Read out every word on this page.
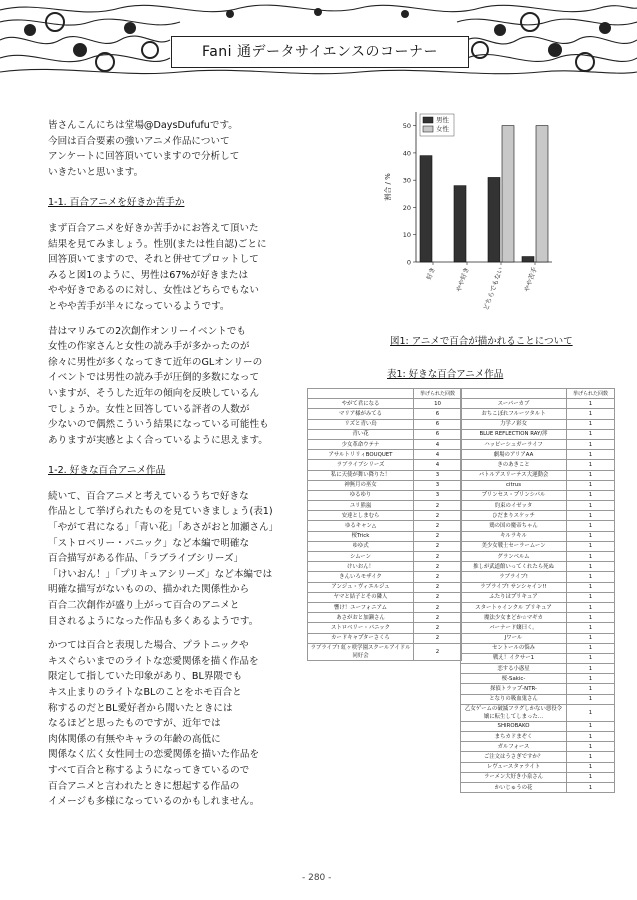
Fani 通データサイエンスのコーナー

皆さんこんにちは堂場@DaysDufufuです。
今回は百合要素の強いアニメ作品について
アンケートに回答頂いていますので分析して
いきたいと思います。

1-1. 百合アニメを好きか苦手か

まず百合アニメを好きか苦手かにお答えて頂いた
結果を見てみましょう。性別(または性自認)ごとに
回答頂いてますので、それと併せてプロットして
みると図1のように、男性は67%が好きまたは
やや好きであるのに対し、女性はどちらでもない
とやや苦手が半々になっているようです。

昔はマリみての2次創作オンリーイベントでも
女性の作家さんと女性の読み手が多かったのが
徐々に男性が多くなってきて近年のGLオンリーの
イベントでは男性の読み手が圧倒的多数になって
いますが、そうした近年の傾向を反映しているん
でしょうか。女性と回答している評者の人数が
少ないので偶然こういう結果になっている可能性も
ありますが実感とよく合っているように思えます。

1-2. 好きな百合アニメ作品

続いて、百合アニメと考えているうちで好きな
作品として挙げられたものを見ていきましょう(表1)
「やがて君になる」「青い花」「あさがおと加瀬さん」
「ストロベリー・パニック」など本編で明確な
百合描写がある作品、「ラブライブシリーズ」
「けいおん！」「プリキュアシリーズ」など本編では
明確な描写がないものの、描かれた関係性から
百合二次創作が盛り上がって百合のアニメと
目されるようになった作品も多くあるようです。

かつては百合と表現した場合、プラトニックや
キスぐらいまでのライトな恋愛関係を描く作品を
限定して指していた印象があり、BL界隈でも
キス止まりのライトなBLのことをホモ百合と
称するのだとBL愛好者から聞いたときには
なるほどと思ったものですが、近年では
肉体関係の有無やキャラの年齢の高低に
関係なく広く女性同士の恋愛関係を描いた作品を
すべて百合と称するようになってきているので
百合アニメと言われたときに想起する作品の
イメージも多様になっているのかもしれません。

0
10
20
30
40
50
割合 / %
好き	やや好き どちらでもない	やや苦手
男性
女性
図1: アニメで百合が描かれることについて
表1: 好きな百合アニメ作品
	挙げられた回数
やがて君になる	10
マリア様がみてる	6
リズと青い鳥	6
青い花	6
少女革命ウテナ	4
アサルトリリィBOUQUET	4
ラブライブシリーズ	4
私に天使が舞い降りた！	3
神無月の巫女	3
ゆるゆり	3
ユリ熊嵐	2
安達としまむら	2
ゆるキャン△	2
桜Trick	2
ゆゆ式	2
シムーン	2
けいおん！	2
きんいろモザイク	2
アンジュ・ヴィエルジュ	2
ヤマと結子とその隣人	2
響け！ユーフォニアム	2
あさがおと加瀬さん	2
ストロベリー・パニック	2
カードキャプターさくら	2
ラブライブ! 虹ヶ咲学園スクールアイドル同好会	2
	挙げられた回数
スーパーカブ	1
おちこぼれフルーツタルト	1
力学ノ彩女	1
BLUE REFLECTION RAY/澪	1
ハッピーシュガーライフ	1
劇場のアリアAA	1
きのあきこと	1
バトルアスリーテス大運動会	1
citrus	1
プリンセス・プリンシパル	1
約束のイゼッタ	1
ひだまりスケッチ	1
鶏の国の魔帝ちゃん	1
キルラキル	1
美少女戦士セーラームーン	1
グランベルム	1
推しが武道館いってくれたら死ぬ	1
ラブライブ!	1
ラブライブ! サンシャイン!!	1
ふたりはプリキュア	1
スタートゥインクル プリキュア	1
魔法少女まどか☆マギカ	1
バーナード嬢曰く。	1
Jワール	1
セントールの悩み	1
戦え！イクサー1	1
恋する小惑星	1
桜-Sakic-	1
探偵トラップ-NTR-	1
となりの吸血鬼さん	1
乙女ゲームの破滅フラグしかない悪役令嬢に転生してしまった…	1
SHIROBAKO	1
まちカドまぞく	1
ガルフォース	1
ご注文はうさぎですか？	1
レヴュースタァライト	1
ラーメン大好き小泉さん	1
かいじゅうの花	1
- 280 -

########################################

→ **Problem requirements**:
Reproduce the records verbatim, omitting all images they contain.

→ **The result**:
Read out every word on this page.
Fani 通データサイエンスのコーナー

皆さんこんにちは堂場@DaysDufufuです。
今回は百合要素の強いアニメ作品について
アンケートに回答頂いていますので分析して
いきたいと思います。

1-1. 百合アニメを好きか苦手か

まず百合アニメを好きか苦手かにお答えて頂いた
結果を見てみましょう。性別(または性自認)ごとに
回答頂いてますので、それと併せてプロットして
みると図1のように、男性は67%が好きまたは
やや好きであるのに対し、女性はどちらでもない
とやや苦手が半々になっているようです。

昔はマリみての2次創作オンリーイベントでも
女性の作家さんと女性の読み手が多かったのが
徐々に男性が多くなってきて近年のGLオンリーの
イベントでは男性の読み手が圧倒的多数になって
いますが、そうした近年の傾向を反映しているん
でしょうか。女性と回答している評者の人数が
少ないので偶然こういう結果になっている可能性も
ありますが実感とよく合っているように思えます。

1-2. 好きな百合アニメ作品

続いて、百合アニメと考えているうちで好きな
作品として挙げられたものを見ていきましょう(表1)
「やがて君になる」「青い花」「あさがおと加瀬さん」
「ストロベリー・パニック」など本編で明確な
百合描写がある作品、「ラブライブシリーズ」
「けいおん！」「プリキュアシリーズ」など本編では
明確な描写がないものの、描かれた関係性から
百合二次創作が盛り上がって百合のアニメと
目されるようになった作品も多くあるようです。

かつては百合と表現した場合、プラトニックや
キスぐらいまでのライトな恋愛関係を描く作品を
限定して指していた印象があり、BL界隈でも
キス止まりのライトなBLのことをホモ百合と
称するのだとBL愛好者から聞いたときには
なるほどと思ったものですが、近年では
肉体関係の有無やキャラの年齢の高低に
関係なく広く女性同士の恋愛関係を描いた作品を
すべて百合と称するようになってきているので
百合アニメと言われたときに想起する作品の
イメージも多様になっているのかもしれません。

0
10
20
30
40
50
割合 / %
好き	やや好き どちらでもない	やや苦手
男性
女性
図1: アニメで百合が描かれることについて
表1: 好きな百合アニメ作品
	挙げられた回数
やがて君になる	10
マリア様がみてる	6
リズと青い鳥	6
青い花	6
少女革命ウテナ	4
アサルトリリィBOUQUET	4
ラブライブシリーズ	4
私に天使が舞い降りた！	3
神無月の巫女	3
ゆるゆり	3
ユリ熊嵐	2
安達としまむら	2
ゆるキャン△	2
桜Trick	2
ゆゆ式	2
シムーン	2
けいおん！	2
きんいろモザイク	2
アンジュ・ヴィエルジュ	2
ヤマと結子とその隣人	2
響け！ユーフォニアム	2
あさがおと加瀬さん	2
ストロベリー・パニック	2
カードキャプターさくら	2
ラブライブ! 虹ヶ咲学園スクールアイドル同好会	2
	挙げられた回数
スーパーカブ	1
おちこぼれフルーツタルト	1
力学ノ彩女	1
BLUE REFLECTION RAY/澪	1
ハッピーシュガーライフ	1
劇場のアリアAA	1
きのあきこと	1
バトルアスリーテス大運動会	1
citrus	1
プリンセス・プリンシパル	1
約束のイゼッタ	1
ひだまりスケッチ	1
鶏の国の魔帝ちゃん	1
キルラキル	1
美少女戦士セーラームーン	1
グランベルム	1
推しが武道館いってくれたら死ぬ	1
ラブライブ!	1
ラブライブ! サンシャイン!!	1
ふたりはプリキュア	1
スタートゥインクル プリキュア	1
魔法少女まどか☆マギカ	1
バーナード嬢曰く。	1
Jワール	1
セントールの悩み	1
戦え！イクサー1	1
恋する小惑星	1
桜-Sakic-	1
探偵トラップ-NTR-	1
となりの吸血鬼さん	1
乙女ゲームの破滅フラグしかない悪役令嬢に転生してしまった…	1
SHIROBAKO	1
まちカドまぞく	1
ガルフォース	1
ご注文はうさぎですか？	1
レヴュースタァライト	1
ラーメン大好き小泉さん	1
かいじゅうの花	1
- 280 -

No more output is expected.